§ Written problem:
Lines holding the string "footer" are the ones to copy; find them all in the data.

────────────────────────────────────────

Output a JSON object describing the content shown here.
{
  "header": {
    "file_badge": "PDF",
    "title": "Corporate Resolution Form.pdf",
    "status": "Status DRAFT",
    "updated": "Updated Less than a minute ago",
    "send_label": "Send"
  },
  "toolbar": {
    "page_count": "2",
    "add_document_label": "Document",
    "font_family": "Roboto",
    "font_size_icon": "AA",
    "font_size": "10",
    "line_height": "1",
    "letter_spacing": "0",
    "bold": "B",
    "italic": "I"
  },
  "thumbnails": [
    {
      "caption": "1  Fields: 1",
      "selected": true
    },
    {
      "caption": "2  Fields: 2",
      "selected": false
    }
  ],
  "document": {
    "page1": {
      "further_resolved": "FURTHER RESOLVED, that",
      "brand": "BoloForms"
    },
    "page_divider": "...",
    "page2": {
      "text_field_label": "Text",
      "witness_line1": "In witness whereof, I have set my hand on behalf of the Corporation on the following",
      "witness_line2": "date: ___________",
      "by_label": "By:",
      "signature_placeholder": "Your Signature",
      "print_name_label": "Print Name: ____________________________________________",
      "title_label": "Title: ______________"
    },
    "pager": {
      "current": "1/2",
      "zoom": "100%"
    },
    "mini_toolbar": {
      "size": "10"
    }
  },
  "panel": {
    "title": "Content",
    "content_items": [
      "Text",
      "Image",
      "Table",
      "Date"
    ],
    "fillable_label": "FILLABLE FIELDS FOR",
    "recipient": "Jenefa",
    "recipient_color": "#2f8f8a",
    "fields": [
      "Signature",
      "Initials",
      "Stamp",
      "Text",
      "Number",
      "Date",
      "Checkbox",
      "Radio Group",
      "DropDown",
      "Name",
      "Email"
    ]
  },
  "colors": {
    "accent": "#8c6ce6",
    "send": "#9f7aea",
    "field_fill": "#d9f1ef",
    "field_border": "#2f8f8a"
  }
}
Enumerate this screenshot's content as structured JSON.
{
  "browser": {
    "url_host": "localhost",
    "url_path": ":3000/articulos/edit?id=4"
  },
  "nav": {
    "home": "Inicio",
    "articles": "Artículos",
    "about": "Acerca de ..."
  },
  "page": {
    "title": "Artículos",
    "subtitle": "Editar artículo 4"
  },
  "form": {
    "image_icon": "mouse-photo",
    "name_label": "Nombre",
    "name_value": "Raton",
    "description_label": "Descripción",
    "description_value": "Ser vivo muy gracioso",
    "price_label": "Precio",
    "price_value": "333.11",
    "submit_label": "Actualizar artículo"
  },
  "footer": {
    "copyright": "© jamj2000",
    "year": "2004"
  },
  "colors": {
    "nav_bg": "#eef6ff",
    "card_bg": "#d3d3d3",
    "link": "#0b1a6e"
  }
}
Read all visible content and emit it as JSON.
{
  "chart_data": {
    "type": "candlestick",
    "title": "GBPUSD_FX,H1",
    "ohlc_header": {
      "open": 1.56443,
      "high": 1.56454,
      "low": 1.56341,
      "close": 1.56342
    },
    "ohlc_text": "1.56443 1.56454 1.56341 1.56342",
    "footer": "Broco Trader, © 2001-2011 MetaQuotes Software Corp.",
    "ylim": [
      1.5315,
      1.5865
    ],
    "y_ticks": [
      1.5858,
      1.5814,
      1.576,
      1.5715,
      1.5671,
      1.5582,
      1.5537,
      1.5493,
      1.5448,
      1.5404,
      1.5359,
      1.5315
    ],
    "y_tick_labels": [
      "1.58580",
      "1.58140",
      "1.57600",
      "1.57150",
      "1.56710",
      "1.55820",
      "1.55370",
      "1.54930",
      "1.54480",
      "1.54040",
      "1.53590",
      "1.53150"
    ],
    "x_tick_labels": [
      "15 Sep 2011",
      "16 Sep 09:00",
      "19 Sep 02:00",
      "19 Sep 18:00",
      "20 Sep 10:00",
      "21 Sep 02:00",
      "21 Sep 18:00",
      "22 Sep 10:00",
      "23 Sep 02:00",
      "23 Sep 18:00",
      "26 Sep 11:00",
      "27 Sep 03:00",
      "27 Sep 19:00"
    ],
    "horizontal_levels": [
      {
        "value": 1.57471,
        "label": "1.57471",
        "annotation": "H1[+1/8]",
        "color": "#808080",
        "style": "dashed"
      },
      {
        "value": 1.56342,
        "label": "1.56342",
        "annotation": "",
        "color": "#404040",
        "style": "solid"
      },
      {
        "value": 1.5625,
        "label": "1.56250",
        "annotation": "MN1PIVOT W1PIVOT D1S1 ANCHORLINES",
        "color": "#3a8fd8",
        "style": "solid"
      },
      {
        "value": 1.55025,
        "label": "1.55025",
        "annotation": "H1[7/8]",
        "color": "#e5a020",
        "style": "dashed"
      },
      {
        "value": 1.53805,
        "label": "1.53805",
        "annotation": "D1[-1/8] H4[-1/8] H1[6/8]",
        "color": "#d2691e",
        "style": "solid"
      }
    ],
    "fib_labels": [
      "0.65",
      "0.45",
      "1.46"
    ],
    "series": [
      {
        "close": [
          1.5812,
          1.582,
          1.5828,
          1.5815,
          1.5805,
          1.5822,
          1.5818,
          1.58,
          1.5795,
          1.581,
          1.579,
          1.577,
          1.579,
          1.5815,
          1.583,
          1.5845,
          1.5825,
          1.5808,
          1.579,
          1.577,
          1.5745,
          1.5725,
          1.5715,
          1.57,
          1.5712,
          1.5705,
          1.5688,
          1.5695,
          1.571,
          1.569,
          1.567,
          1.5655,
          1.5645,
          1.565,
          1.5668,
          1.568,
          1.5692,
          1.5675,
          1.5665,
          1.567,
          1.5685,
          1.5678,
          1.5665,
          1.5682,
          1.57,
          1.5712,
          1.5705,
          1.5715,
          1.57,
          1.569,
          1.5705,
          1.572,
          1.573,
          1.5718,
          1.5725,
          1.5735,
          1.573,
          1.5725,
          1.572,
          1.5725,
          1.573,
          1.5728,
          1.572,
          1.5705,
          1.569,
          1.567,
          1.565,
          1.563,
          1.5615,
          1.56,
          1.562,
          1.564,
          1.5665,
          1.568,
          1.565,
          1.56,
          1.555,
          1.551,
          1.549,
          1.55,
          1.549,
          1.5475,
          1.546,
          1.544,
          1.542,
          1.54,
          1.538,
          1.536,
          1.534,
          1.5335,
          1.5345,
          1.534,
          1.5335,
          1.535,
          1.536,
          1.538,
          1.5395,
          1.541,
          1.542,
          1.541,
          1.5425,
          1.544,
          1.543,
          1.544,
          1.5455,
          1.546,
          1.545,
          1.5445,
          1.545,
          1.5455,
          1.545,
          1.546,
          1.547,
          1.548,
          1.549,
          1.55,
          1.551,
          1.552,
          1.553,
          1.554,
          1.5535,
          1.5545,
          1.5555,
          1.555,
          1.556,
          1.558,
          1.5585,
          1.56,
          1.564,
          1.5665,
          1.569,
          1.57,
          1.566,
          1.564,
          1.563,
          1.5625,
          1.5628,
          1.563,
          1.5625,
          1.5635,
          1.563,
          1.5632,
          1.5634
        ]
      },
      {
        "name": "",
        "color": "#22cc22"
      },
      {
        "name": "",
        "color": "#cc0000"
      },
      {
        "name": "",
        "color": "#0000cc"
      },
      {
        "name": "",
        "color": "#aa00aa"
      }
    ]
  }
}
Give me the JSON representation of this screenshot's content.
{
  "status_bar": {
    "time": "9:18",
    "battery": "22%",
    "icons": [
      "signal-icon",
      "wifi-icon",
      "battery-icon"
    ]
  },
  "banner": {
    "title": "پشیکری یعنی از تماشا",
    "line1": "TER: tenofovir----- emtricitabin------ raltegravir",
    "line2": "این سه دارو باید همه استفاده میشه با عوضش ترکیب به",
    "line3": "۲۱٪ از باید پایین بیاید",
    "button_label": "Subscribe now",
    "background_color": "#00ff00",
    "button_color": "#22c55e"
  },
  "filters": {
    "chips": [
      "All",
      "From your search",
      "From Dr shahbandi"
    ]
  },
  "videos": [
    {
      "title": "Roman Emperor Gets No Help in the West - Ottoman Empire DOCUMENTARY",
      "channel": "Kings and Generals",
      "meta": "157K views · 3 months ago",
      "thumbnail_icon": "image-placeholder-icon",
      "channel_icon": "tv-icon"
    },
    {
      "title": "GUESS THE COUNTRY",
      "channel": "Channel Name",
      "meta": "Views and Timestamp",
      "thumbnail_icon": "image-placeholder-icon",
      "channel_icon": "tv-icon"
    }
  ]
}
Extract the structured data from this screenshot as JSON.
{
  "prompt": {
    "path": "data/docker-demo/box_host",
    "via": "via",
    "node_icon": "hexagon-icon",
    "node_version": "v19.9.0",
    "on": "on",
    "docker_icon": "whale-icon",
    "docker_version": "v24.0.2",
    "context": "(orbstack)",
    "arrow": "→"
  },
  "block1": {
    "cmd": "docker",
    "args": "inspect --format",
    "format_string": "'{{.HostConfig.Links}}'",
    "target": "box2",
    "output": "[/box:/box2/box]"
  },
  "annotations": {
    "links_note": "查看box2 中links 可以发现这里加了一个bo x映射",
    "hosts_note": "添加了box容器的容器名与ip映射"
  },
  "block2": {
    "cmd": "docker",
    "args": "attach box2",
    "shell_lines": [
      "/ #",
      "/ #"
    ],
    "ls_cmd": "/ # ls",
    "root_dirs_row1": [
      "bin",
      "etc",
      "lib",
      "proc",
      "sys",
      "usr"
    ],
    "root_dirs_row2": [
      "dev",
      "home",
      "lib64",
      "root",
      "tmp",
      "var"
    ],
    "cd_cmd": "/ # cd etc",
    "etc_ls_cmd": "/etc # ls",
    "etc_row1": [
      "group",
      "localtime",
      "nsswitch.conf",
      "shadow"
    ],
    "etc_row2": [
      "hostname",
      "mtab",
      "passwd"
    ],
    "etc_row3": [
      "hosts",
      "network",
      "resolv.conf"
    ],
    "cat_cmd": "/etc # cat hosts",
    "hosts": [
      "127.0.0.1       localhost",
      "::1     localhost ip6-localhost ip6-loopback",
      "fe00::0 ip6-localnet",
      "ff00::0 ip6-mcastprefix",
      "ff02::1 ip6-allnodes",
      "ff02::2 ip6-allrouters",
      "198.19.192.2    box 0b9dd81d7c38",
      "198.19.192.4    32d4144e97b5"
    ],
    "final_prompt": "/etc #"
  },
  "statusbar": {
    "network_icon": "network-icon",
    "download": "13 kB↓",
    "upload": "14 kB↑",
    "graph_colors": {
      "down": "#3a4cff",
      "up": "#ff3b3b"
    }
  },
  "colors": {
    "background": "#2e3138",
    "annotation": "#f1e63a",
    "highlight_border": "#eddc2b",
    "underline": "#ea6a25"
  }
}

────────────────────────────────────────

§ Answer to the task:
  "footer": {
    "footer": "Broco Trader, © 2001-2011 MetaQuotes Software Corp.",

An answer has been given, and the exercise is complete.